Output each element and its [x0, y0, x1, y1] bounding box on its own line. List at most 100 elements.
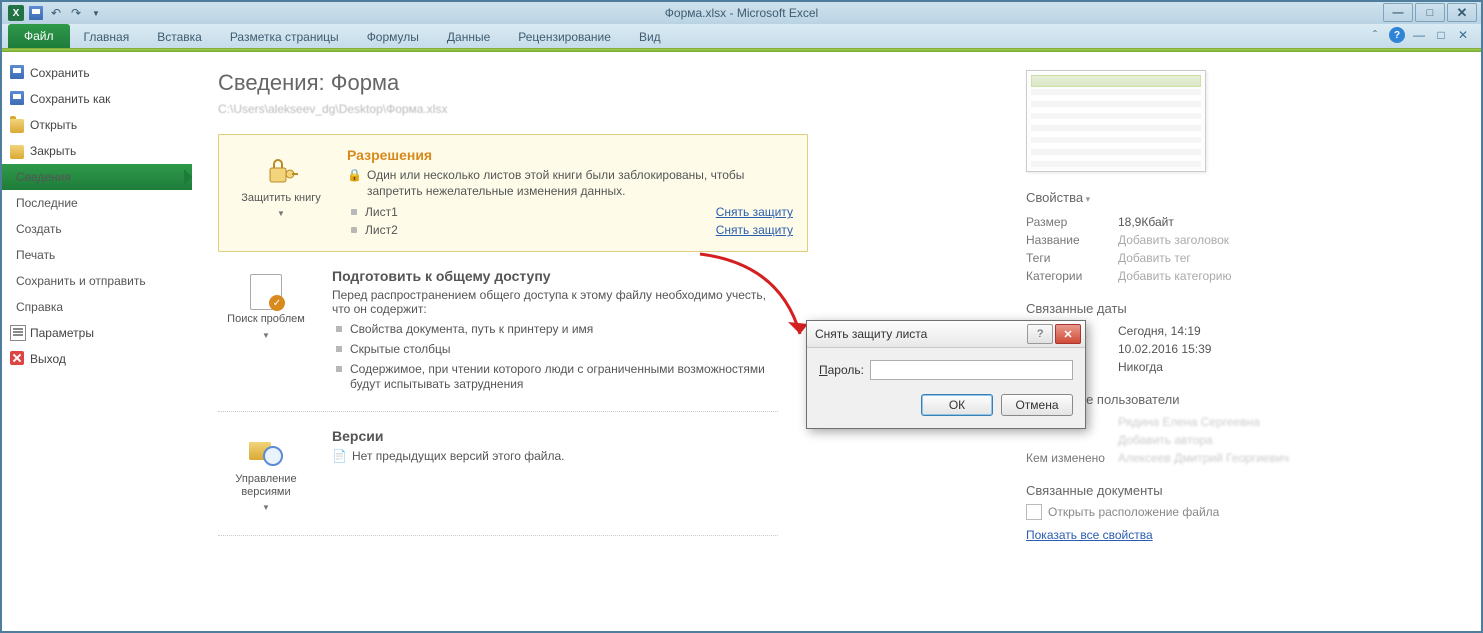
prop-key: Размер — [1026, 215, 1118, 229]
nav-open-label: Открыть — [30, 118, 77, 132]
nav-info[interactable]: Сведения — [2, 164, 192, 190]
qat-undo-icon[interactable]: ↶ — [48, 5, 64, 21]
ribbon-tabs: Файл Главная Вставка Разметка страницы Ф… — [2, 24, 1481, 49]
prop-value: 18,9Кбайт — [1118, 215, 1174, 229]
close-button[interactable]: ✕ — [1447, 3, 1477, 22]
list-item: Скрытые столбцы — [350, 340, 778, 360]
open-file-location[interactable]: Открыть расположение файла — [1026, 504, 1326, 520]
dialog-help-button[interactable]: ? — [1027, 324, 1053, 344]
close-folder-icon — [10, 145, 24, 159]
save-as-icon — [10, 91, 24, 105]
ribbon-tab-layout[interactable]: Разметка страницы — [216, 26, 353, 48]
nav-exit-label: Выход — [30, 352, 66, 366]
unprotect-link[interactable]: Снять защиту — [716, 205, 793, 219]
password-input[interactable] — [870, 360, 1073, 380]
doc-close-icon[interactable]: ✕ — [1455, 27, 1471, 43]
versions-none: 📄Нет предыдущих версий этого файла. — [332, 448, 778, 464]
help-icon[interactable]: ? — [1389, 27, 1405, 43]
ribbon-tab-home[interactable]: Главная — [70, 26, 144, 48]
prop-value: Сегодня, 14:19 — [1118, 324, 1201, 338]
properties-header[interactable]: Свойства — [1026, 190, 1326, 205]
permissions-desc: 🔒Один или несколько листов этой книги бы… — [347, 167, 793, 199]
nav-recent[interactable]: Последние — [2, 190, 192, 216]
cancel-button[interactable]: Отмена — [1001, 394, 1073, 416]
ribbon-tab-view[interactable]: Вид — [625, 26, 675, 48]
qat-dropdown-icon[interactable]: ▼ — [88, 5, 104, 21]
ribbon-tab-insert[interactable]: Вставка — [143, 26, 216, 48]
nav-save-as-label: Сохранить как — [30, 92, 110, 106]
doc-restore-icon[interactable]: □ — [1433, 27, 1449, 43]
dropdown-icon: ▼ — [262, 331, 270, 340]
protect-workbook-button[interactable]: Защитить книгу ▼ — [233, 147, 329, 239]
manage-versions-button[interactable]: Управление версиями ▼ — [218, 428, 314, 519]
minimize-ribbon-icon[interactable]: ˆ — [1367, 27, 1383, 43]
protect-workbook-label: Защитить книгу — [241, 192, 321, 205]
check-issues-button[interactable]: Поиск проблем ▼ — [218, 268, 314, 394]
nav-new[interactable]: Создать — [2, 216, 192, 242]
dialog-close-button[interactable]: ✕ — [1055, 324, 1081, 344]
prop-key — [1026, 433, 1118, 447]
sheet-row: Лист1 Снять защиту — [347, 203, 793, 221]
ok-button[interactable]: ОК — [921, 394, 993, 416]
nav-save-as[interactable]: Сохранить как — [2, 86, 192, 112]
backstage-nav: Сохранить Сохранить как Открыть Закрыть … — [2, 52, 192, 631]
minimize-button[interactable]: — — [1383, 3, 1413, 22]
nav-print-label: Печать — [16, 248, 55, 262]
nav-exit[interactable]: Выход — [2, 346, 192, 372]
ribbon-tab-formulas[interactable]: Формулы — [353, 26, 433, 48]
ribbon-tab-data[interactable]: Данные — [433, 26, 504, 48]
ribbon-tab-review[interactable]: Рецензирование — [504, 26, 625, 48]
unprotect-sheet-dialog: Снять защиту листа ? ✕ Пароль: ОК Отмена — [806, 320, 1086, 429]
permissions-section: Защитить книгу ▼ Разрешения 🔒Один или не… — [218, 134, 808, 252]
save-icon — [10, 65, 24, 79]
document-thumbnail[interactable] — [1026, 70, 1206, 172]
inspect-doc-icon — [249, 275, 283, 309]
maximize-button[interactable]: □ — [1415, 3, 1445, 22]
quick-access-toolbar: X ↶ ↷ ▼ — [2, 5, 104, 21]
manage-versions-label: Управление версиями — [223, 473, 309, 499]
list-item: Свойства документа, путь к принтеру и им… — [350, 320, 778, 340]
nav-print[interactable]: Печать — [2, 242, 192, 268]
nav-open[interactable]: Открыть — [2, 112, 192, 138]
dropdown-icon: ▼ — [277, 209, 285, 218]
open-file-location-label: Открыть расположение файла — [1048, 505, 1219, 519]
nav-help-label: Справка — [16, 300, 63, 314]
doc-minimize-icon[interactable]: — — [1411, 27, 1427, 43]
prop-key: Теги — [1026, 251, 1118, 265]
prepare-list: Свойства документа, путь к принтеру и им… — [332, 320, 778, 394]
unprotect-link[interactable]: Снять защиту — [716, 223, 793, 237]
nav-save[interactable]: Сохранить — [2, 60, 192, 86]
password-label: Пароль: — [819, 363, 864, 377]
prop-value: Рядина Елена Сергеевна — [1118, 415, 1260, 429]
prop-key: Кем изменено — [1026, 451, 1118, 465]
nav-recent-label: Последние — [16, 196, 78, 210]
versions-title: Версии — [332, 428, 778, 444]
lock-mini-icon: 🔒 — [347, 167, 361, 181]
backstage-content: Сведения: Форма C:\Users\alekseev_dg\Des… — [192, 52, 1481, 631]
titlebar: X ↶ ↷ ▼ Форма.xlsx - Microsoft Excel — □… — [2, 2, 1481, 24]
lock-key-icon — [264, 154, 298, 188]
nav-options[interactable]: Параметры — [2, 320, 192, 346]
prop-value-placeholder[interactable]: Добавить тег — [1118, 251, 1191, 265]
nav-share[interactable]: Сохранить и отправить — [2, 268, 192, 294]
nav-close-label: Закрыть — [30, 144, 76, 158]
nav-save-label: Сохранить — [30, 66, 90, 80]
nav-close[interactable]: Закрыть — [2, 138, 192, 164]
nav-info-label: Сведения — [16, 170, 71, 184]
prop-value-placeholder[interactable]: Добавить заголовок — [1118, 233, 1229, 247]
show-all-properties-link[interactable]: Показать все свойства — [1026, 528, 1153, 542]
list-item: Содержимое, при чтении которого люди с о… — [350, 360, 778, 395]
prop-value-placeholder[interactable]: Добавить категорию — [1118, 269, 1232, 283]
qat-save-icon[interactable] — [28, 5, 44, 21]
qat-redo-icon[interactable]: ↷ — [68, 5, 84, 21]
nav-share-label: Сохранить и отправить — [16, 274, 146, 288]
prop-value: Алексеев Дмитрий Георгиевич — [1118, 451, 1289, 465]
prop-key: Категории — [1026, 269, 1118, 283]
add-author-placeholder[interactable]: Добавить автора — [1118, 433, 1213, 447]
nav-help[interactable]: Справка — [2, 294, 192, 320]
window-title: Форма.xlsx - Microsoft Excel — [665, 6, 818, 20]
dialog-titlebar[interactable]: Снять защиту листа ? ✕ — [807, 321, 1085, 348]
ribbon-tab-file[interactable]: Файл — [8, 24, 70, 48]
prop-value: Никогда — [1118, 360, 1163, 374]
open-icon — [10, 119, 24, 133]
★ ★ ★
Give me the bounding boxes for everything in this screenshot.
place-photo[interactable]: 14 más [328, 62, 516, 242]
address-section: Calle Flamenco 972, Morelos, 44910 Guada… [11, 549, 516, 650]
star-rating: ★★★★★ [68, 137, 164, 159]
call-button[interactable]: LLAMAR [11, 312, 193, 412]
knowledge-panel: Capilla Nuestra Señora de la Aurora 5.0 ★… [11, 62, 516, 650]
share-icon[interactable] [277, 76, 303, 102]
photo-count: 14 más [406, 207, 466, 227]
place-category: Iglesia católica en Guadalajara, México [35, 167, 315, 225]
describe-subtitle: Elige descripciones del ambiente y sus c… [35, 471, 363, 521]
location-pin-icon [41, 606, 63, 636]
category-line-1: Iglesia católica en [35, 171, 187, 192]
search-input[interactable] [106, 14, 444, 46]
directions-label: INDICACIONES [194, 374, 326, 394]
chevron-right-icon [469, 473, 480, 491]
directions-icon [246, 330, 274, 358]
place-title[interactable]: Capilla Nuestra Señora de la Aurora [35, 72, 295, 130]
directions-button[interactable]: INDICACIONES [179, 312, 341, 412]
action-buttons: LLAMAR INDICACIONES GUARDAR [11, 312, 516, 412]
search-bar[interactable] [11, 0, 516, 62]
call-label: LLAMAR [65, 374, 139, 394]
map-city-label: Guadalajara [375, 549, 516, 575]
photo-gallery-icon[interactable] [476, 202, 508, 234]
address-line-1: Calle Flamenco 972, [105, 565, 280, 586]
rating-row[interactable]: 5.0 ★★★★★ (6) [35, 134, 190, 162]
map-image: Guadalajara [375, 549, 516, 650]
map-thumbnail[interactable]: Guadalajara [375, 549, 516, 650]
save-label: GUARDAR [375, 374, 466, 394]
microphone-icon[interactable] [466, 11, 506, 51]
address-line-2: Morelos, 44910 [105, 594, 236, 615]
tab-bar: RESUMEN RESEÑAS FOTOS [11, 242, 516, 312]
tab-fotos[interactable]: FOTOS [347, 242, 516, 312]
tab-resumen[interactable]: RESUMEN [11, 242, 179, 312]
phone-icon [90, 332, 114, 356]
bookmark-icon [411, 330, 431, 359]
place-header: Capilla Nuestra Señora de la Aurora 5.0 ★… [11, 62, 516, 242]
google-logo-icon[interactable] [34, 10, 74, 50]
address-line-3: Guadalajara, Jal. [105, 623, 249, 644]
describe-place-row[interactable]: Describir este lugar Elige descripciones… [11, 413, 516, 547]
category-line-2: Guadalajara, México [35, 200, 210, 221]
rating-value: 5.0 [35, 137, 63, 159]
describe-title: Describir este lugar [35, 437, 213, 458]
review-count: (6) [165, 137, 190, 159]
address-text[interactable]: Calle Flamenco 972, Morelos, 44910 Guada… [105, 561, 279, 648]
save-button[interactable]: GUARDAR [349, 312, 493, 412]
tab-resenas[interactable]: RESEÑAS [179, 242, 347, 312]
★ ★ ★
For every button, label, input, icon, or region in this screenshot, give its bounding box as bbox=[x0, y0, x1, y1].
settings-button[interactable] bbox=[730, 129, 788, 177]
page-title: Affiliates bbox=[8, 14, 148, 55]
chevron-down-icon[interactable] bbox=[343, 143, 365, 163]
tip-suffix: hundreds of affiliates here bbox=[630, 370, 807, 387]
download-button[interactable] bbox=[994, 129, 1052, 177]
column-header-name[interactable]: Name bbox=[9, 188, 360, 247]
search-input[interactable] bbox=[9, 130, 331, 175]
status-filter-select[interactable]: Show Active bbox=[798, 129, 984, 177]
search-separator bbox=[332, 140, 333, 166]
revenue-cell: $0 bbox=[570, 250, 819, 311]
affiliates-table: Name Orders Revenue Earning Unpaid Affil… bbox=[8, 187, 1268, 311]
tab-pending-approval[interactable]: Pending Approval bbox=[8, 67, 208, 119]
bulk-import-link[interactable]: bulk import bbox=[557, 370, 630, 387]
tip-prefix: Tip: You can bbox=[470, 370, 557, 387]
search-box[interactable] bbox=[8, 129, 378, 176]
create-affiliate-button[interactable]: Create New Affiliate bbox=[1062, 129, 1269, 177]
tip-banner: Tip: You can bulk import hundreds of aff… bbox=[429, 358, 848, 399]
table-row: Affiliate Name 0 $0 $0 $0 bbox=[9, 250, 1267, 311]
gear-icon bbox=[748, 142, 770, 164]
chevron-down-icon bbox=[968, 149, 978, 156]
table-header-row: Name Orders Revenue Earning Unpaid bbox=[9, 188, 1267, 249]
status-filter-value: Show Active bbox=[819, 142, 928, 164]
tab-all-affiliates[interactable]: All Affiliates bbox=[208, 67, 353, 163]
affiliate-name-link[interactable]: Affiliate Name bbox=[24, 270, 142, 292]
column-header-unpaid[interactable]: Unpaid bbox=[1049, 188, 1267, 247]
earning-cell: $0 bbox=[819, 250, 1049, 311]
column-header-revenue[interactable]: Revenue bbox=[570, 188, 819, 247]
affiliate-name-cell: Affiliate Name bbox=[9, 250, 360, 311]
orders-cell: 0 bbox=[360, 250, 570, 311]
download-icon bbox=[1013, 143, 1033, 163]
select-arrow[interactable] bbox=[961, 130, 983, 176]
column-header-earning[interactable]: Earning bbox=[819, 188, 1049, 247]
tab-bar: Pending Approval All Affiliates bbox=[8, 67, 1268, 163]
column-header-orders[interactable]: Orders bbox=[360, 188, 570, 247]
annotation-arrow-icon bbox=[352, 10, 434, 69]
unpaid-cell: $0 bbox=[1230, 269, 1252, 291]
★ ★ ★
→ Your instructions
Find each line in the data above that contains the string "status" and copy those lines out.

→ Worked answer
status-filter-select[interactable]: Show Active bbox=[798, 129, 984, 177]
status-filter-value: Show Active bbox=[819, 142, 928, 164]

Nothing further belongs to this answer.